━━ RECORDS PROVIDED

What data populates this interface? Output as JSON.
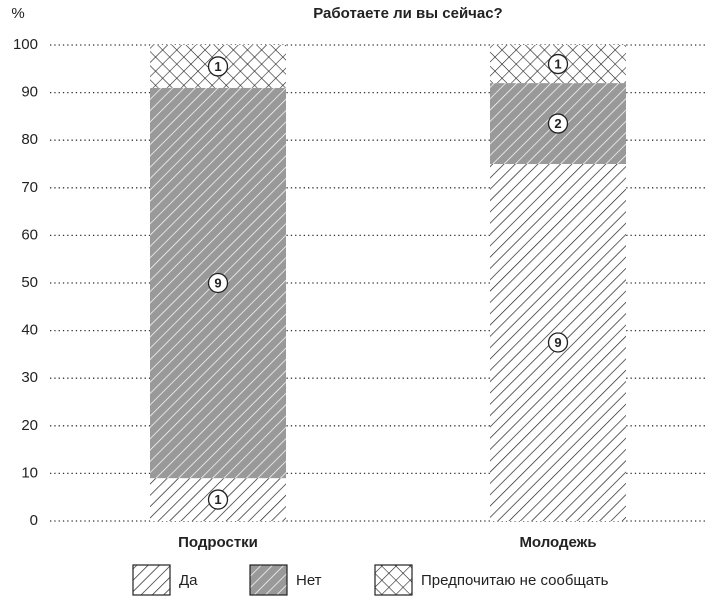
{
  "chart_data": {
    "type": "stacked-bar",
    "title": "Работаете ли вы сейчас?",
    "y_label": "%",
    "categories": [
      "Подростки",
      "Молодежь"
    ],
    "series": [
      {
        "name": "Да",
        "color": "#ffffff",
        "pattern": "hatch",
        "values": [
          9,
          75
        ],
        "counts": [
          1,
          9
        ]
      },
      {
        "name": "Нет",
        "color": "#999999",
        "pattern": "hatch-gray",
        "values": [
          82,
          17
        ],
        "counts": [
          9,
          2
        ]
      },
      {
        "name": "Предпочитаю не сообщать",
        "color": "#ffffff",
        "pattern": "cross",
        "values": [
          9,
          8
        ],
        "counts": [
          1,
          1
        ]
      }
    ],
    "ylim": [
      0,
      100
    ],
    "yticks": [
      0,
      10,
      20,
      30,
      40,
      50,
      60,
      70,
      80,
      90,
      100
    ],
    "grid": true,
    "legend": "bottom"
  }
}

━━━━

• [EXERCISE]:
Print the entries above exactly, taking out only the pictures.

• [FINAL RESULT]:
What data populates this interface? Output as JSON.
{
  "chart_data": {
    "type": "stacked-bar",
    "title": "Работаете ли вы сейчас?",
    "y_label": "%",
    "categories": [
      "Подростки",
      "Молодежь"
    ],
    "series": [
      {
        "name": "Да",
        "color": "#ffffff",
        "pattern": "hatch",
        "values": [
          9,
          75
        ],
        "counts": [
          1,
          9
        ]
      },
      {
        "name": "Нет",
        "color": "#999999",
        "pattern": "hatch-gray",
        "values": [
          82,
          17
        ],
        "counts": [
          9,
          2
        ]
      },
      {
        "name": "Предпочитаю не сообщать",
        "color": "#ffffff",
        "pattern": "cross",
        "values": [
          9,
          8
        ],
        "counts": [
          1,
          1
        ]
      }
    ],
    "ylim": [
      0,
      100
    ],
    "yticks": [
      0,
      10,
      20,
      30,
      40,
      50,
      60,
      70,
      80,
      90,
      100
    ],
    "grid": true,
    "legend": "bottom"
  }
}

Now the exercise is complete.